Write out the records beneath this line exactly as they appear, minus any images.

###

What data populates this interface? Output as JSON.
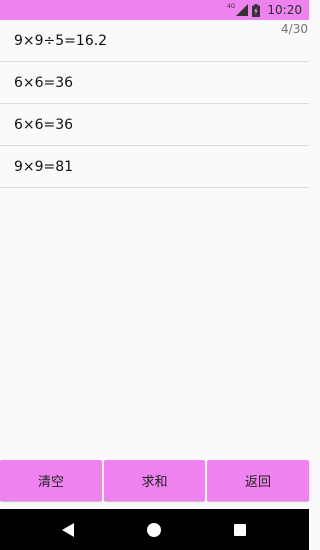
{
  "status_bar": {
    "network_label": "4G",
    "time": "10:20",
    "color": "#ee82ee"
  },
  "counter": "4/30",
  "records": [
    "9×9÷5=16.2",
    "6×6=36",
    "6×6=36",
    "9×9=81"
  ],
  "buttons": {
    "clear": "清空",
    "sum": "求和",
    "back": "返回"
  },
  "nav": {
    "back_icon": "triangle-back-icon",
    "home_icon": "circle-home-icon",
    "recents_icon": "square-recents-icon"
  },
  "colors": {
    "accent": "#ee82ee",
    "nav_bar": "#000000"
  }
}
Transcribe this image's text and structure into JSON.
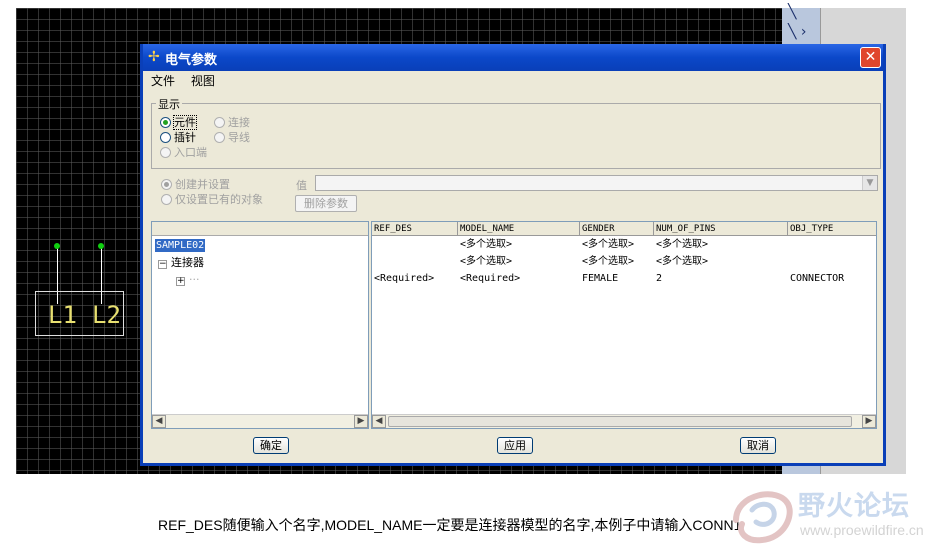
{
  "dialog": {
    "title": "电气参数",
    "close_glyph": "✕",
    "menu": [
      "文件",
      "视图"
    ],
    "display_group": {
      "legend": "显示",
      "options": {
        "component": "元件",
        "connection": "连接",
        "pin": "插针",
        "wire": "导线",
        "port": "入口端"
      },
      "selected": "component"
    },
    "mode": {
      "create_and_set": "创建并设置",
      "set_existing_only": "仅设置已有的对象",
      "selected": "create_and_set"
    },
    "value_label": "值",
    "value_input": "",
    "delete_param_button": "删除参数",
    "tree": {
      "root": "SAMPLE02",
      "child": "连接器",
      "grandchild_glyph": "+"
    },
    "table": {
      "columns": [
        "REF_DES",
        "MODEL_NAME",
        "GENDER",
        "NUM_OF_PINS",
        "OBJ_TYPE"
      ],
      "rows": [
        [
          "",
          "<多个选取>",
          "<多个选取>",
          "<多个选取>",
          ""
        ],
        [
          "",
          "<多个选取>",
          "<多个选取>",
          "<多个选取>",
          ""
        ],
        [
          "<Required>",
          "<Required>",
          "FEMALE",
          "2",
          "CONNECTOR"
        ]
      ]
    },
    "buttons": {
      "ok": "确定",
      "apply": "应用",
      "cancel": "取消"
    }
  },
  "schematic": {
    "pin_labels": [
      "L1",
      "L2"
    ]
  },
  "caption": "REF_DES随便输入个名字,MODEL_NAME一定要是连接器模型的名字,本例子中请输入CONN1",
  "watermark": {
    "title": "野火论坛",
    "url": "www.proewildfire.cn"
  },
  "colors": {
    "titlebar": "#0a3fb8",
    "selection": "#316ac5",
    "pin_node": "#10d010",
    "pin_text": "#e8e070"
  },
  "icons": [
    "dialog-app-icon",
    "close-icon",
    "scroll-left-icon",
    "scroll-right-icon",
    "combo-arrow-icon",
    "tree-expander-icon"
  ]
}
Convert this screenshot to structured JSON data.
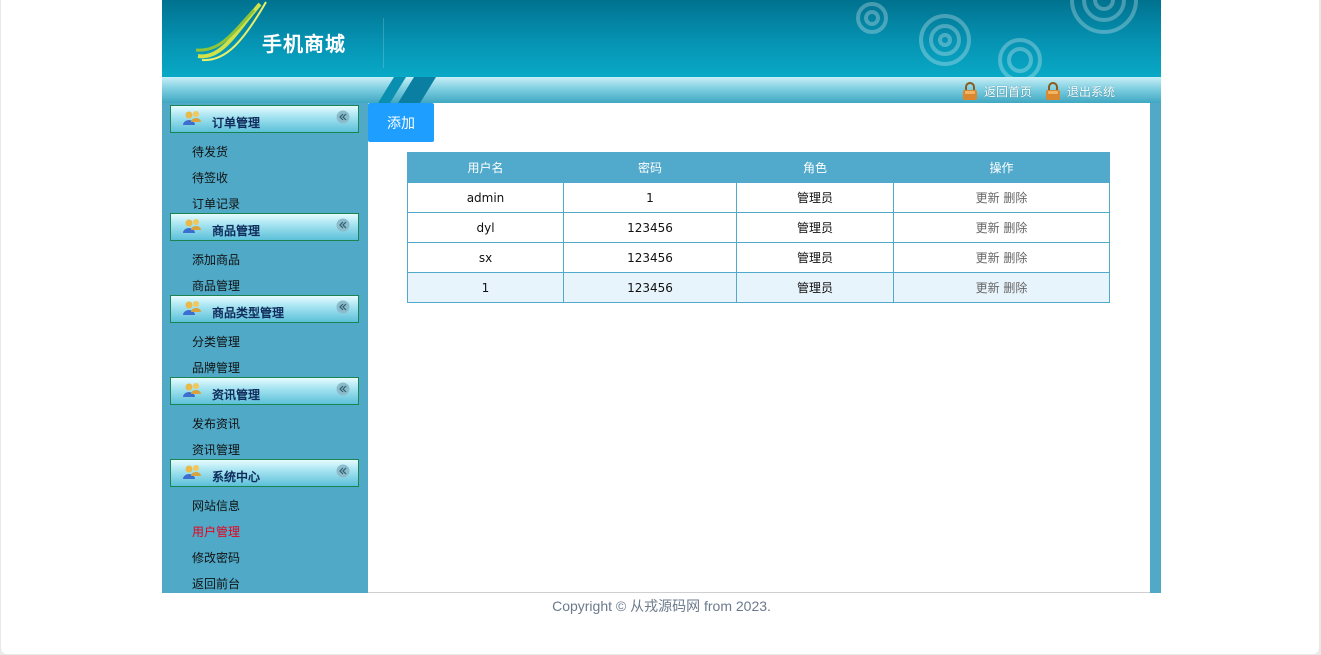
{
  "header": {
    "logo_text": "手机商城",
    "links": [
      {
        "label": "返回首页",
        "icon": "lock-icon"
      },
      {
        "label": "退出系统",
        "icon": "lock-icon"
      }
    ]
  },
  "sidebar": {
    "groups": [
      {
        "label": "订单管理",
        "items": [
          "待发货",
          "待签收",
          "订单记录"
        ]
      },
      {
        "label": "商品管理",
        "items": [
          "添加商品",
          "商品管理"
        ]
      },
      {
        "label": "商品类型管理",
        "items": [
          "分类管理",
          "品牌管理"
        ]
      },
      {
        "label": "资讯管理",
        "items": [
          "发布资讯",
          "资讯管理"
        ]
      },
      {
        "label": "系统中心",
        "items": [
          "网站信息",
          "用户管理",
          "修改密码",
          "返回前台"
        ]
      }
    ],
    "active_item": "用户管理"
  },
  "main": {
    "add_button": "添加",
    "table": {
      "columns": [
        "用户名",
        "密码",
        "角色",
        "操作"
      ],
      "rows": [
        {
          "username": "admin",
          "password": "1",
          "role": "管理员"
        },
        {
          "username": "dyl",
          "password": "123456",
          "role": "管理员"
        },
        {
          "username": "sx",
          "password": "123456",
          "role": "管理员"
        },
        {
          "username": "1",
          "password": "123456",
          "role": "管理员"
        }
      ],
      "update_label": "更新",
      "delete_label": "删除"
    }
  },
  "footer": {
    "copyright": "Copyright © 从戎源码网 from 2023."
  },
  "colors": {
    "header": "#0693b3",
    "sidebar": "#4fa9c7",
    "table_header": "#51a9cb",
    "add_button": "#1e9fff",
    "active_item": "#e8001c"
  }
}
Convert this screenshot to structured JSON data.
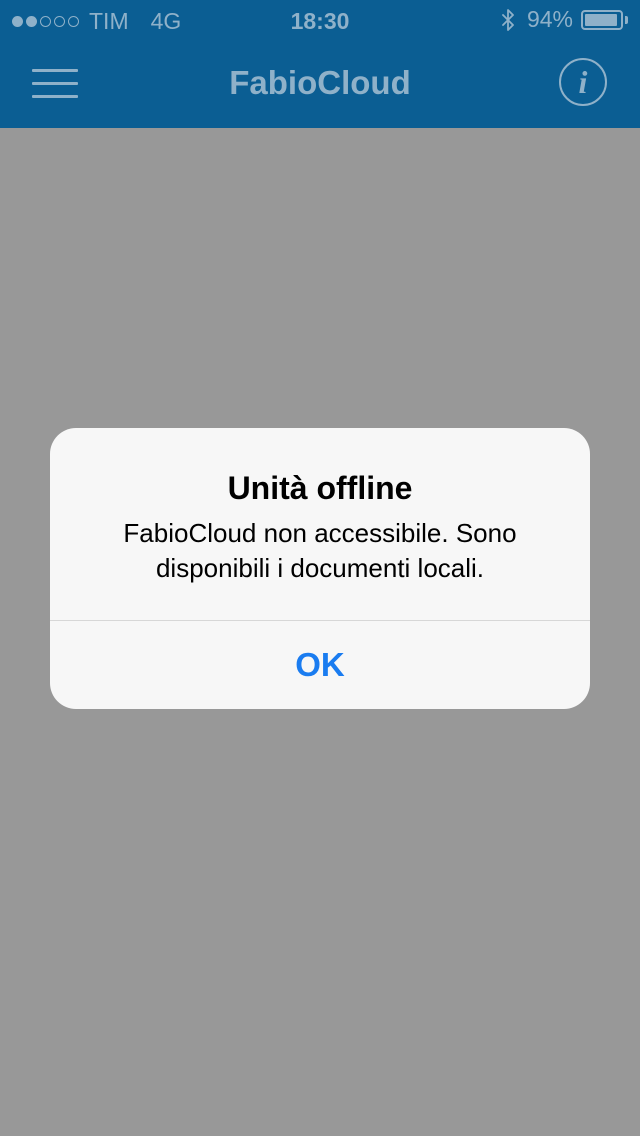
{
  "status_bar": {
    "signal_strength": "2 of 5",
    "carrier": "TIM",
    "network": "4G",
    "time": "18:30",
    "bluetooth_icon": "bluetooth-icon",
    "battery_percent": "94%",
    "battery_level": 0.94
  },
  "nav_bar": {
    "menu_icon": "hamburger-menu-icon",
    "title": "FabioCloud",
    "info_icon": "info-icon",
    "info_glyph": "i"
  },
  "alert": {
    "title": "Unità offline",
    "message": "FabioCloud non accessibile. Sono disponibili i documenti locali.",
    "ok_label": "OK"
  },
  "colors": {
    "nav_background": "#0b5e93",
    "nav_foreground": "#8fb1c9",
    "dimmed_background": "#989898",
    "alert_background": "#f7f7f7",
    "alert_button": "#1a7cf0"
  }
}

###

=== ANSWER TO THE EXERCISE ===
What data populates this interface? Output as JSON.
{
  "status_bar": {
    "network_label": "4G",
    "time": "10:20",
    "color": "#ee82ee"
  },
  "counter": "4/30",
  "records": [
    "9×9÷5=16.2",
    "6×6=36",
    "6×6=36",
    "9×9=81"
  ],
  "buttons": {
    "clear": "清空",
    "sum": "求和",
    "back": "返回"
  },
  "nav": {
    "back_icon": "triangle-back-icon",
    "home_icon": "circle-home-icon",
    "recents_icon": "square-recents-icon"
  },
  "colors": {
    "accent": "#ee82ee",
    "nav_bar": "#000000"
  }
}
Transcribe this image's text and structure into JSON.
{
  "dialog": {
    "title": "电气参数",
    "close_glyph": "✕",
    "menu": [
      "文件",
      "视图"
    ],
    "display_group": {
      "legend": "显示",
      "options": {
        "component": "元件",
        "connection": "连接",
        "pin": "插针",
        "wire": "导线",
        "port": "入口端"
      },
      "selected": "component"
    },
    "mode": {
      "create_and_set": "创建并设置",
      "set_existing_only": "仅设置已有的对象",
      "selected": "create_and_set"
    },
    "value_label": "值",
    "value_input": "",
    "delete_param_button": "删除参数",
    "tree": {
      "root": "SAMPLE02",
      "child": "连接器",
      "grandchild_glyph": "+"
    },
    "table": {
      "columns": [
        "REF_DES",
        "MODEL_NAME",
        "GENDER",
        "NUM_OF_PINS",
        "OBJ_TYPE"
      ],
      "rows": [
        [
          "",
          "<多个选取>",
          "<多个选取>",
          "<多个选取>",
          ""
        ],
        [
          "",
          "<多个选取>",
          "<多个选取>",
          "<多个选取>",
          ""
        ],
        [
          "<Required>",
          "<Required>",
          "FEMALE",
          "2",
          "CONNECTOR"
        ]
      ]
    },
    "buttons": {
      "ok": "确定",
      "apply": "应用",
      "cancel": "取消"
    }
  },
  "schematic": {
    "pin_labels": [
      "L1",
      "L2"
    ]
  },
  "caption": "REF_DES随便输入个名字,MODEL_NAME一定要是连接器模型的名字,本例子中请输入CONN1",
  "watermark": {
    "title": "野火论坛",
    "url": "www.proewildfire.cn"
  },
  "colors": {
    "titlebar": "#0a3fb8",
    "selection": "#316ac5",
    "pin_node": "#10d010",
    "pin_text": "#e8e070"
  },
  "icons": [
    "dialog-app-icon",
    "close-icon",
    "scroll-left-icon",
    "scroll-right-icon",
    "combo-arrow-icon",
    "tree-expander-icon"
  ]
}
Convert this screenshot to structured JSON data.
{
  "header": {
    "logo_text": "手机商城",
    "links": [
      {
        "label": "返回首页",
        "icon": "lock-icon"
      },
      {
        "label": "退出系统",
        "icon": "lock-icon"
      }
    ]
  },
  "sidebar": {
    "groups": [
      {
        "label": "订单管理",
        "items": [
          "待发货",
          "待签收",
          "订单记录"
        ]
      },
      {
        "label": "商品管理",
        "items": [
          "添加商品",
          "商品管理"
        ]
      },
      {
        "label": "商品类型管理",
        "items": [
          "分类管理",
          "品牌管理"
        ]
      },
      {
        "label": "资讯管理",
        "items": [
          "发布资讯",
          "资讯管理"
        ]
      },
      {
        "label": "系统中心",
        "items": [
          "网站信息",
          "用户管理",
          "修改密码",
          "返回前台"
        ]
      }
    ],
    "active_item": "用户管理"
  },
  "main": {
    "add_button": "添加",
    "table": {
      "columns": [
        "用户名",
        "密码",
        "角色",
        "操作"
      ],
      "rows": [
        {
          "username": "admin",
          "password": "1",
          "role": "管理员"
        },
        {
          "username": "dyl",
          "password": "123456",
          "role": "管理员"
        },
        {
          "username": "sx",
          "password": "123456",
          "role": "管理员"
        },
        {
          "username": "1",
          "password": "123456",
          "role": "管理员"
        }
      ],
      "update_label": "更新",
      "delete_label": "删除"
    }
  },
  "footer": {
    "copyright": "Copyright © 从戎源码网 from 2023."
  },
  "colors": {
    "header": "#0693b3",
    "sidebar": "#4fa9c7",
    "table_header": "#51a9cb",
    "add_button": "#1e9fff",
    "active_item": "#e8001c"
  }
}
Convert this screenshot to structured JSON data.
{
  "status_bar": {
    "signal_strength": "2 of 5",
    "carrier": "TIM",
    "network": "4G",
    "time": "18:30",
    "bluetooth_icon": "bluetooth-icon",
    "battery_percent": "94%",
    "battery_level": 0.94
  },
  "nav_bar": {
    "menu_icon": "hamburger-menu-icon",
    "title": "FabioCloud",
    "info_icon": "info-icon",
    "info_glyph": "i"
  },
  "alert": {
    "title": "Unità offline",
    "message": "FabioCloud non accessibile. Sono disponibili i documenti locali.",
    "ok_label": "OK"
  },
  "colors": {
    "nav_background": "#0b5e93",
    "nav_foreground": "#8fb1c9",
    "dimmed_background": "#989898",
    "alert_background": "#f7f7f7",
    "alert_button": "#1a7cf0"
  }
}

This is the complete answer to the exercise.